What you are asked to do
Word for word, repeat the entries, minus the pictures.

Extracted data entries
..............................

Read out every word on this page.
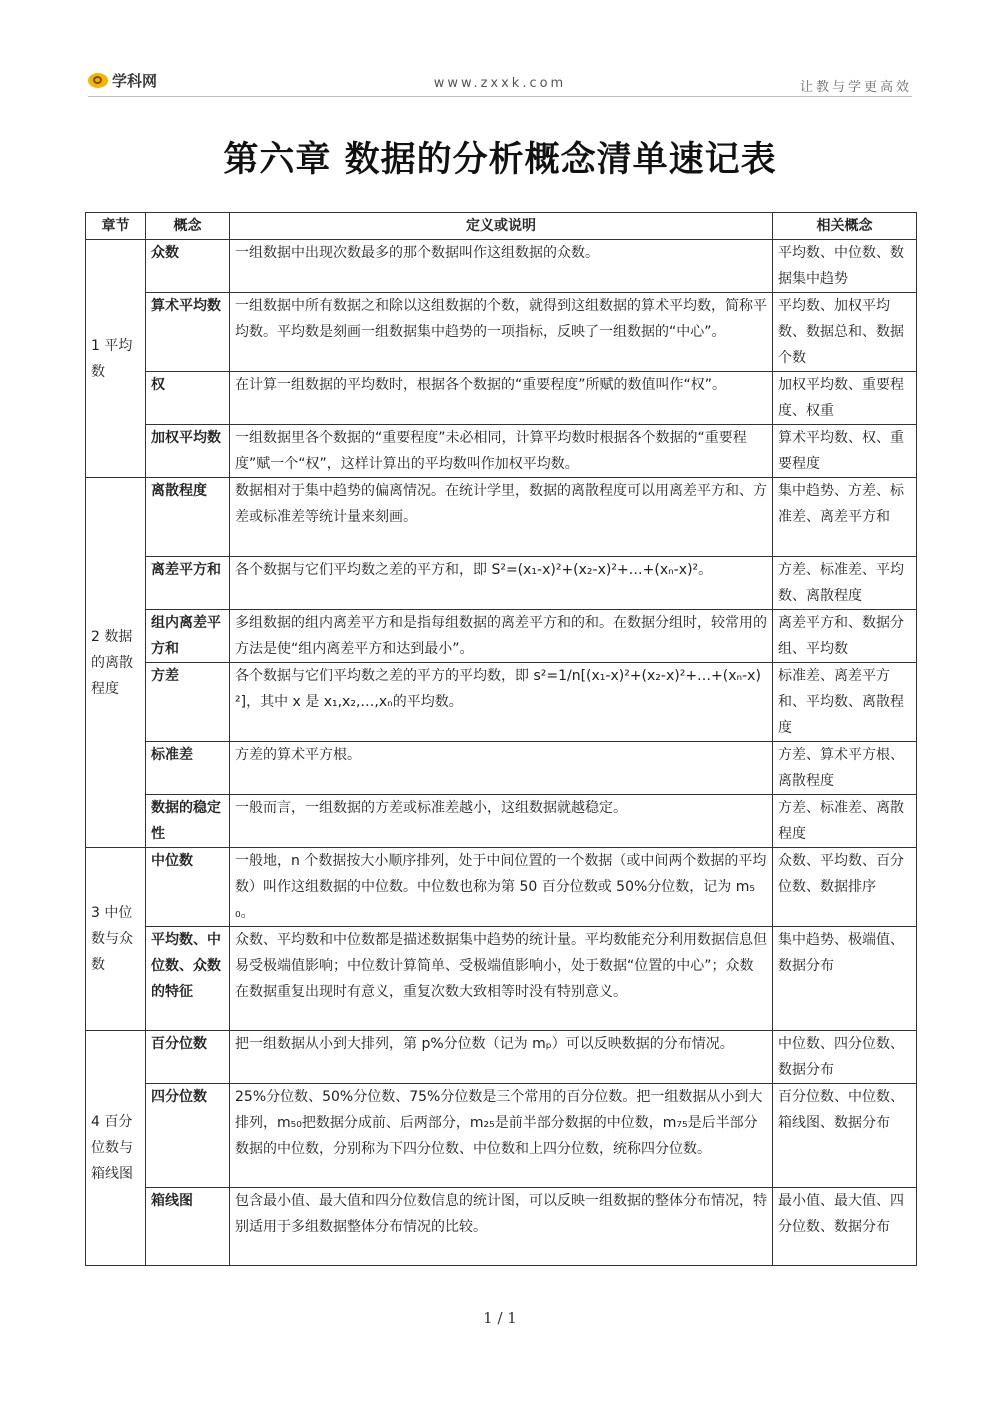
学科网	www.zxxk.com	让教与学更高效
第六章 数据的分析概念清单速记表
章节	概念	定义或说明	相关概念
1 平均数	众数	一组数据中出现次数最多的那个数据叫作这组数据的众数。	平均数、中位数、数据集中趋势
	算术平均数	一组数据中所有数据之和除以这组数据的个数，就得到这组数据的算术平均数，简称平均数。平均数是刻画一组数据集中趋势的一项指标，反映了一组数据的“中心”。	平均数、加权平均数、数据总和、数据个数
	权	在计算一组数据的平均数时，根据各个数据的“重要程度”所赋的数值叫作“权”。	加权平均数、重要程度、权重
	加权平均数	一组数据里各个数据的“重要程度”未必相同，计算平均数时根据各个数据的“重要程度”赋一个“权”，这样计算出的平均数叫作加权平均数。	算术平均数、权、重要程度
2 数据的离散程度	离散程度	数据相对于集中趋势的偏离情况。在统计学里，数据的离散程度可以用离差平方和、方差或标准差等统计量来刻画。	集中趋势、方差、标准差、离差平方和
	离差平方和	各个数据与它们平均数之差的平方和，即 S²=(x₁-x)²+(x₂-x)²+…+(xₙ-x)²。	方差、标准差、平均数、离散程度
	组内离差平方和	多组数据的组内离差平方和是指每组数据的离差平方和的和。在数据分组时，较常用的方法是使“组内离差平方和达到最小”。	离差平方和、数据分组、平均数
	方差	各个数据与它们平均数之差的平方的平均数，即 s²=1/n[(x₁-x)²+(x₂-x)²+…+(xₙ-x)²]，其中 x 是 x₁,x₂,…,xₙ的平均数。	标准差、离差平方和、平均数、离散程度
	标准差	方差的算术平方根。	方差、算术平方根、离散程度
	数据的稳定性	一般而言，一组数据的方差或标准差越小，这组数据就越稳定。	方差、标准差、离散程度
3 中位数与众数	中位数	一般地，n 个数据按大小顺序排列，处于中间位置的一个数据（或中间两个数据的平均数）叫作这组数据的中位数。中位数也称为第 50 百分位数或 50%分位数，记为 m₅₀。	众数、平均数、百分位数、数据排序
	平均数、中位数、众数的特征	众数、平均数和中位数都是描述数据集中趋势的统计量。平均数能充分利用数据信息但易受极端值影响；中位数计算简单、受极端值影响小，处于数据“位置的中心”；众数在数据重复出现时有意义，重复次数大致相等时没有特别意义。	集中趋势、极端值、数据分布
4 百分位数与箱线图	百分位数	把一组数据从小到大排列，第 p%分位数（记为 mₚ）可以反映数据的分布情况。	中位数、四分位数、数据分布
	四分位数	25%分位数、50%分位数、75%分位数是三个常用的百分位数。把一组数据从小到大排列，m₅₀把数据分成前、后两部分，m₂₅是前半部分数据的中位数，m₇₅是后半部分数据的中位数，分别称为下四分位数、中位数和上四分位数，统称四分位数。	百分位数、中位数、箱线图、数据分布
	箱线图	包含最小值、最大值和四分位数信息的统计图，可以反映一组数据的整体分布情况，特别适用于多组数据整体分布情况的比较。	最小值、最大值、四分位数、数据分布
1 / 1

..............................

Solution for this exercise
Read out every word on this page.
学科网	www.zxxk.com	让教与学更高效
第六章 数据的分析概念清单速记表
章节	概念	定义或说明	相关概念
1 平均数	众数	一组数据中出现次数最多的那个数据叫作这组数据的众数。	平均数、中位数、数据集中趋势
	算术平均数	一组数据中所有数据之和除以这组数据的个数，就得到这组数据的算术平均数，简称平均数。平均数是刻画一组数据集中趋势的一项指标，反映了一组数据的“中心”。	平均数、加权平均数、数据总和、数据个数
	权	在计算一组数据的平均数时，根据各个数据的“重要程度”所赋的数值叫作“权”。	加权平均数、重要程度、权重
	加权平均数	一组数据里各个数据的“重要程度”未必相同，计算平均数时根据各个数据的“重要程度”赋一个“权”，这样计算出的平均数叫作加权平均数。	算术平均数、权、重要程度
2 数据的离散程度	离散程度	数据相对于集中趋势的偏离情况。在统计学里，数据的离散程度可以用离差平方和、方差或标准差等统计量来刻画。	集中趋势、方差、标准差、离差平方和
	离差平方和	各个数据与它们平均数之差的平方和，即 S²=(x₁-x)²+(x₂-x)²+…+(xₙ-x)²。	方差、标准差、平均数、离散程度
	组内离差平方和	多组数据的组内离差平方和是指每组数据的离差平方和的和。在数据分组时，较常用的方法是使“组内离差平方和达到最小”。	离差平方和、数据分组、平均数
	方差	各个数据与它们平均数之差的平方的平均数，即 s²=1/n[(x₁-x)²+(x₂-x)²+…+(xₙ-x)²]，其中 x 是 x₁,x₂,…,xₙ的平均数。	标准差、离差平方和、平均数、离散程度
	标准差	方差的算术平方根。	方差、算术平方根、离散程度
	数据的稳定性	一般而言，一组数据的方差或标准差越小，这组数据就越稳定。	方差、标准差、离散程度
3 中位数与众数	中位数	一般地，n 个数据按大小顺序排列，处于中间位置的一个数据（或中间两个数据的平均数）叫作这组数据的中位数。中位数也称为第 50 百分位数或 50%分位数，记为 m₅₀。	众数、平均数、百分位数、数据排序
	平均数、中位数、众数的特征	众数、平均数和中位数都是描述数据集中趋势的统计量。平均数能充分利用数据信息但易受极端值影响；中位数计算简单、受极端值影响小，处于数据“位置的中心”；众数在数据重复出现时有意义，重复次数大致相等时没有特别意义。	集中趋势、极端值、数据分布
4 百分位数与箱线图	百分位数	把一组数据从小到大排列，第 p%分位数（记为 mₚ）可以反映数据的分布情况。	中位数、四分位数、数据分布
	四分位数	25%分位数、50%分位数、75%分位数是三个常用的百分位数。把一组数据从小到大排列，m₅₀把数据分成前、后两部分，m₂₅是前半部分数据的中位数，m₇₅是后半部分数据的中位数，分别称为下四分位数、中位数和上四分位数，统称四分位数。	百分位数、中位数、箱线图、数据分布
	箱线图	包含最小值、最大值和四分位数信息的统计图，可以反映一组数据的整体分布情况，特别适用于多组数据整体分布情况的比较。	最小值、最大值、四分位数、数据分布
1 / 1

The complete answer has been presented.